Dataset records
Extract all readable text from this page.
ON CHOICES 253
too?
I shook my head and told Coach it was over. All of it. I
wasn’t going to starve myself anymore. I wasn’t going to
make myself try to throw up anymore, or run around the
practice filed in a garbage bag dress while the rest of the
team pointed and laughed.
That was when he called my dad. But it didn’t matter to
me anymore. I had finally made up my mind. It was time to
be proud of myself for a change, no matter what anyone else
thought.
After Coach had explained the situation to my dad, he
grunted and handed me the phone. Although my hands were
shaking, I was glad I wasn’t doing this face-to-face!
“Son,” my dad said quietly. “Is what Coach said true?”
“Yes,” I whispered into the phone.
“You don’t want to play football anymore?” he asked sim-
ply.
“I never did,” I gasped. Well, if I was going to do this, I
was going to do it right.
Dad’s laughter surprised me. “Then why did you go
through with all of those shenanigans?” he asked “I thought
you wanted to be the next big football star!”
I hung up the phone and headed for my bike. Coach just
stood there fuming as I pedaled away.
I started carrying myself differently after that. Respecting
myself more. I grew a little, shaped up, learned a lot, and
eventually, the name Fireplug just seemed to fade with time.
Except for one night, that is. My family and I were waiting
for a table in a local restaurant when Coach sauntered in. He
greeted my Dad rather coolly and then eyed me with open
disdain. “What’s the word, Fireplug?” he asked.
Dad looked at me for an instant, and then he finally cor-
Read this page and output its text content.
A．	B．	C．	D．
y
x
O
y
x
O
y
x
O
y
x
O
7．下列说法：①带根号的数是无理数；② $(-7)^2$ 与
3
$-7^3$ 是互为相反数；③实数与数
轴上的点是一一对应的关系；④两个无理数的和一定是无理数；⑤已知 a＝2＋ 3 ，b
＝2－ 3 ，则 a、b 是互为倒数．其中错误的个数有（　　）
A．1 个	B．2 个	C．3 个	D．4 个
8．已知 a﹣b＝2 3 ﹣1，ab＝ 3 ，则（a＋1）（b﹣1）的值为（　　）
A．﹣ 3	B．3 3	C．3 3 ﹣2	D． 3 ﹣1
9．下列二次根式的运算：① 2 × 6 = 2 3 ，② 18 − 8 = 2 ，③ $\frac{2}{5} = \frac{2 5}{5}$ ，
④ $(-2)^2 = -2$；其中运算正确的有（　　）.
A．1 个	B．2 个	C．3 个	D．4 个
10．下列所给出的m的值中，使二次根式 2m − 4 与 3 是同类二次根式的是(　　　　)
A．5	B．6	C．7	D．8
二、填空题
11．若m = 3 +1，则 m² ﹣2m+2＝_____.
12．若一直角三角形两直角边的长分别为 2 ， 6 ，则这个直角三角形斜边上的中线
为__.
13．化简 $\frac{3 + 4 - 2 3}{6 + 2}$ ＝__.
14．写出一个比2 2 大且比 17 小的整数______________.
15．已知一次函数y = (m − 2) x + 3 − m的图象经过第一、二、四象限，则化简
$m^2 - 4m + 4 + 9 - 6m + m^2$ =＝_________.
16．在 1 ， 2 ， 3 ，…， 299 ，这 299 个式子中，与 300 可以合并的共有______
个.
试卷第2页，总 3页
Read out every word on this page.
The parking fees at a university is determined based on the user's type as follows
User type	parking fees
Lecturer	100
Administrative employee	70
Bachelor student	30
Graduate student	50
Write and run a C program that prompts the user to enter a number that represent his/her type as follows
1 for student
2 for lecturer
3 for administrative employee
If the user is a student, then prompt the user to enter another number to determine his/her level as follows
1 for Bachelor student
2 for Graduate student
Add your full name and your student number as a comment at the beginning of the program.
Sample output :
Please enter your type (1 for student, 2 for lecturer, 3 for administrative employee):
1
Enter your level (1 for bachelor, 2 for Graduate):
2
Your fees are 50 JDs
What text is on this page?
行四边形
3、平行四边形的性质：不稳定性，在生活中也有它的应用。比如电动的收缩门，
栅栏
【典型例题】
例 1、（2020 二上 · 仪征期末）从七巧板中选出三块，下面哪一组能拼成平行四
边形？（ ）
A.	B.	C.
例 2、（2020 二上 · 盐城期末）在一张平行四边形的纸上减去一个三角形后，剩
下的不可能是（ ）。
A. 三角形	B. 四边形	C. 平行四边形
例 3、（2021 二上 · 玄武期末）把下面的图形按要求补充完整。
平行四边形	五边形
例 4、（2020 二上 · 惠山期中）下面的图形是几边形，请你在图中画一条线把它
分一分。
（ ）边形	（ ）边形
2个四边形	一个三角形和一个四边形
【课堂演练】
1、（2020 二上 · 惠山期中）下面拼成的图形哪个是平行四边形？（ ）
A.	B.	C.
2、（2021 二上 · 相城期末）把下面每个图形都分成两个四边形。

**PROBLEM REQUIREMENTS:** Set down nothing but the lines from the one with "What text is on this page?" through the end of the records, keeping each line exactly as written and including both ends.

**ANSWER:**
What text is on this page?
行四边形
3、平行四边形的性质：不稳定性，在生活中也有它的应用。比如电动的收缩门，
栅栏
【典型例题】
例 1、（2020 二上 · 仪征期末）从七巧板中选出三块，下面哪一组能拼成平行四
边形？（ ）
A.	B.	C.
例 2、（2020 二上 · 盐城期末）在一张平行四边形的纸上减去一个三角形后，剩
下的不可能是（ ）。
A. 三角形	B. 四边形	C. 平行四边形
例 3、（2021 二上 · 玄武期末）把下面的图形按要求补充完整。
平行四边形	五边形
例 4、（2020 二上 · 惠山期中）下面的图形是几边形，请你在图中画一条线把它
分一分。
（ ）边形	（ ）边形
2个四边形	一个三角形和一个四边形
【课堂演练】
1、（2020 二上 · 惠山期中）下面拼成的图形哪个是平行四边形？（ ）
A.	B.	C.
2、（2021 二上 · 相城期末）把下面每个图形都分成两个四边形。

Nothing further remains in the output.